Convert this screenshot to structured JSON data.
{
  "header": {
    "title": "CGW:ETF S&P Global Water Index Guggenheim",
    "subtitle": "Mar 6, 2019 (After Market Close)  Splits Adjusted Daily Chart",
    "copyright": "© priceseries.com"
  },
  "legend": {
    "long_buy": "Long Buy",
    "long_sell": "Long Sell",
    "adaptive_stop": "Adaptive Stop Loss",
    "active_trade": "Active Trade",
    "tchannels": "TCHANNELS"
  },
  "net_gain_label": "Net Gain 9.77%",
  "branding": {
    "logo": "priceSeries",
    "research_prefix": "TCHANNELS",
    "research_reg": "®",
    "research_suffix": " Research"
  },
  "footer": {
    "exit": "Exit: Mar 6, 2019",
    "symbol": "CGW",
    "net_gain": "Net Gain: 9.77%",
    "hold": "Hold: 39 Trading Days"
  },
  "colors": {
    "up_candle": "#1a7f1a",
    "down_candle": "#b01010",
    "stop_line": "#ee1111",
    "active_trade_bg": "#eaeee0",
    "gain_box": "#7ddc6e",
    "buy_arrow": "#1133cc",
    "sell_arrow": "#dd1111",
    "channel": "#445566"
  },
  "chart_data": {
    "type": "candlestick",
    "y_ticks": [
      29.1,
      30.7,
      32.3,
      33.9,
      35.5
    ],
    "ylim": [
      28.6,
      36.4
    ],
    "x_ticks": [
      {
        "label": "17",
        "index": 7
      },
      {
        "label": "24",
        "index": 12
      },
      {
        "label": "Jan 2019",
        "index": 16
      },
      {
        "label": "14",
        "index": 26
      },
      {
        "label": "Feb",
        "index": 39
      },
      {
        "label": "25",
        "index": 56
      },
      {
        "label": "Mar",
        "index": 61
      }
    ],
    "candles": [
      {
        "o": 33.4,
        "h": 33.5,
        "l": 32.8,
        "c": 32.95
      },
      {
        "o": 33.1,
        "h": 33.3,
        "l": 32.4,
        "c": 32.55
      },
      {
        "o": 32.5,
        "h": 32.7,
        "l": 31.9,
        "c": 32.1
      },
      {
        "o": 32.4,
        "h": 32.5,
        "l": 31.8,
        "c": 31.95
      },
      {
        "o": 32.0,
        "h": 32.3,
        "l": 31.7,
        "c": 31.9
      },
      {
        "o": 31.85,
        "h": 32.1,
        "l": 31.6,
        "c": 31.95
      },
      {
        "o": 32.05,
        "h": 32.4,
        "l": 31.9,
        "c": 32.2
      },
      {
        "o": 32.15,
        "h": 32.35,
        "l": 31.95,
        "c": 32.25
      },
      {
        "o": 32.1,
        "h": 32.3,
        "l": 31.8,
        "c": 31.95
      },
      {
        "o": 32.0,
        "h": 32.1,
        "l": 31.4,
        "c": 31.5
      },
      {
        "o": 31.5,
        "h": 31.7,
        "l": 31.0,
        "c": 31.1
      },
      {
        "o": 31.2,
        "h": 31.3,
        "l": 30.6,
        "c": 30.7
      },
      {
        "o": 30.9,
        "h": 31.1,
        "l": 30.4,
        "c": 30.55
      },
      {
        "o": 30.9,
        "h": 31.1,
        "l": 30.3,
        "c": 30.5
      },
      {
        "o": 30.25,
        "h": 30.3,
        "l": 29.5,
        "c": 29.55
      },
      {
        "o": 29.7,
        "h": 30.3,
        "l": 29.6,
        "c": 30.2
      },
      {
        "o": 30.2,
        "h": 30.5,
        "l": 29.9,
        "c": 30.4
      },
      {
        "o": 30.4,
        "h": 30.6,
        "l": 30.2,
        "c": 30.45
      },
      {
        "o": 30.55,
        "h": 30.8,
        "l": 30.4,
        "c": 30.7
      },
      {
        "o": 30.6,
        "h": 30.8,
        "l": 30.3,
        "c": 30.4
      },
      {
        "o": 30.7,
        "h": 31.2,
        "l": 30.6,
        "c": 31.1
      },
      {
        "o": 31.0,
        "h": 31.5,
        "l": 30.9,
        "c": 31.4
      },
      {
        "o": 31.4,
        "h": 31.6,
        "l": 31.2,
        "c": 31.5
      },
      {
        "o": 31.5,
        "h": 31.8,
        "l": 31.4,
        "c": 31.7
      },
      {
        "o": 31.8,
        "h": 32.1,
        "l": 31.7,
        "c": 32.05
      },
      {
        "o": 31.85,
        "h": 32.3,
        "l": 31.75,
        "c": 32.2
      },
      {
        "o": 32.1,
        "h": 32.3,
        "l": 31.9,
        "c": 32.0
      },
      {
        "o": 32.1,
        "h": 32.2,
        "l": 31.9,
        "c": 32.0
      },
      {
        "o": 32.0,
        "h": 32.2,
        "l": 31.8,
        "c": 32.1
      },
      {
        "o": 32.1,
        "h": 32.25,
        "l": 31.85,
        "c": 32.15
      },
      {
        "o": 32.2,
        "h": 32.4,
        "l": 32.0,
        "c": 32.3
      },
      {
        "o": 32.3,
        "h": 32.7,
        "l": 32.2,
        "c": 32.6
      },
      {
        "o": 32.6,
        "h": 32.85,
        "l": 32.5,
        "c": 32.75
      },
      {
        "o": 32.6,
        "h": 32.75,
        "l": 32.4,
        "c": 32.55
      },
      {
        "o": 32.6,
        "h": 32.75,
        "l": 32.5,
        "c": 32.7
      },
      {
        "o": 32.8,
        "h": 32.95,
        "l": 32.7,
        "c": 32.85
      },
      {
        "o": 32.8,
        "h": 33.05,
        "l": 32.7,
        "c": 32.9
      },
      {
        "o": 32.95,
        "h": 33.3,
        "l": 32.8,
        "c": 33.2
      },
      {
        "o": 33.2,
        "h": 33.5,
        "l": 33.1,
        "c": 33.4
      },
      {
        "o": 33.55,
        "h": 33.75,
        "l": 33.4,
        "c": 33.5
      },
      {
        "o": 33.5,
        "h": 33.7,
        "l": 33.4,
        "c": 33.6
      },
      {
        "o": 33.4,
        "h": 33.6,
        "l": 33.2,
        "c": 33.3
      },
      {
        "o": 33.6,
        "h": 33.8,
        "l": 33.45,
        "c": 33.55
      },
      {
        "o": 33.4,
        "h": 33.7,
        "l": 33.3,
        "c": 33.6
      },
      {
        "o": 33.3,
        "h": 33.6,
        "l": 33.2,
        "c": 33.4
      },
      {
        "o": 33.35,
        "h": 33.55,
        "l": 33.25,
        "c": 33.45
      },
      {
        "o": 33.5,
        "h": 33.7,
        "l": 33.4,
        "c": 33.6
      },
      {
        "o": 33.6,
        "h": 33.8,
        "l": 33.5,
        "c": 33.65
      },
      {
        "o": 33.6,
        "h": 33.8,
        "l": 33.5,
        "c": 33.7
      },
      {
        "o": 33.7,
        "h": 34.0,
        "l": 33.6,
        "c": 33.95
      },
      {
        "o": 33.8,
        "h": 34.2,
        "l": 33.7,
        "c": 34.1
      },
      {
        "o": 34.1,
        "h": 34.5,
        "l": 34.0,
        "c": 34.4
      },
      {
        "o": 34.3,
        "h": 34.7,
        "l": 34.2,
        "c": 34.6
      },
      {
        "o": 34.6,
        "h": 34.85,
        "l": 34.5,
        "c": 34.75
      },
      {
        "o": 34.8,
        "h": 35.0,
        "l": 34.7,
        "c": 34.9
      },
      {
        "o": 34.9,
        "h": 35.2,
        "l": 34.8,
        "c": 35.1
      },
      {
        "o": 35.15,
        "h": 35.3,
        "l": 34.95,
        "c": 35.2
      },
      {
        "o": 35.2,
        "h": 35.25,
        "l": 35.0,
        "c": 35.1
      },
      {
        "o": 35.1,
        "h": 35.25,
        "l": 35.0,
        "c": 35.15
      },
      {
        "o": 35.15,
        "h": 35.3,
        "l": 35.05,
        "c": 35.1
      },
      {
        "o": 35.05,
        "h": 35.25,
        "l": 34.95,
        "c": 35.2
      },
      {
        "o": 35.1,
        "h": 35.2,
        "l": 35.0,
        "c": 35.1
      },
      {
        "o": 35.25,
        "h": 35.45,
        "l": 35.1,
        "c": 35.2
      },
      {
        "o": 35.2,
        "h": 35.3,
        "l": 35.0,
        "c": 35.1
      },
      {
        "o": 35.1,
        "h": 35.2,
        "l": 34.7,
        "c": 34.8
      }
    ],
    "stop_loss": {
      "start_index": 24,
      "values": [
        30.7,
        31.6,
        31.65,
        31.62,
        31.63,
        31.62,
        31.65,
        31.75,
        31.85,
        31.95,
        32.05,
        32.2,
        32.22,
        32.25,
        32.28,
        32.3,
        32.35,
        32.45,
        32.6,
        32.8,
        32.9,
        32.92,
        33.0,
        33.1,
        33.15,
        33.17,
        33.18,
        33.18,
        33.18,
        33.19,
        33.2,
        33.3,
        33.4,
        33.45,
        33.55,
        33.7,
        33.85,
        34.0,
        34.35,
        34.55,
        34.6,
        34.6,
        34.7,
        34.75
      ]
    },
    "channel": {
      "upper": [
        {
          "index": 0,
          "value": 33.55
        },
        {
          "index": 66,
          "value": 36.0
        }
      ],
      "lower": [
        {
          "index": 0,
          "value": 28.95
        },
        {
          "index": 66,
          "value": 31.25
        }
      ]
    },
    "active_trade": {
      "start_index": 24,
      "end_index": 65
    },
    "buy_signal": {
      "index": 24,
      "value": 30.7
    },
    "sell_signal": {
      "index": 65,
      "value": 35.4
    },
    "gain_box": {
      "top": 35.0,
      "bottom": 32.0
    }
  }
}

__Problem details__.
Gather from the records above every line containing the string "Long".

__Response__.
    "long_buy": "Long Buy",
    "long_sell": "Long Sell",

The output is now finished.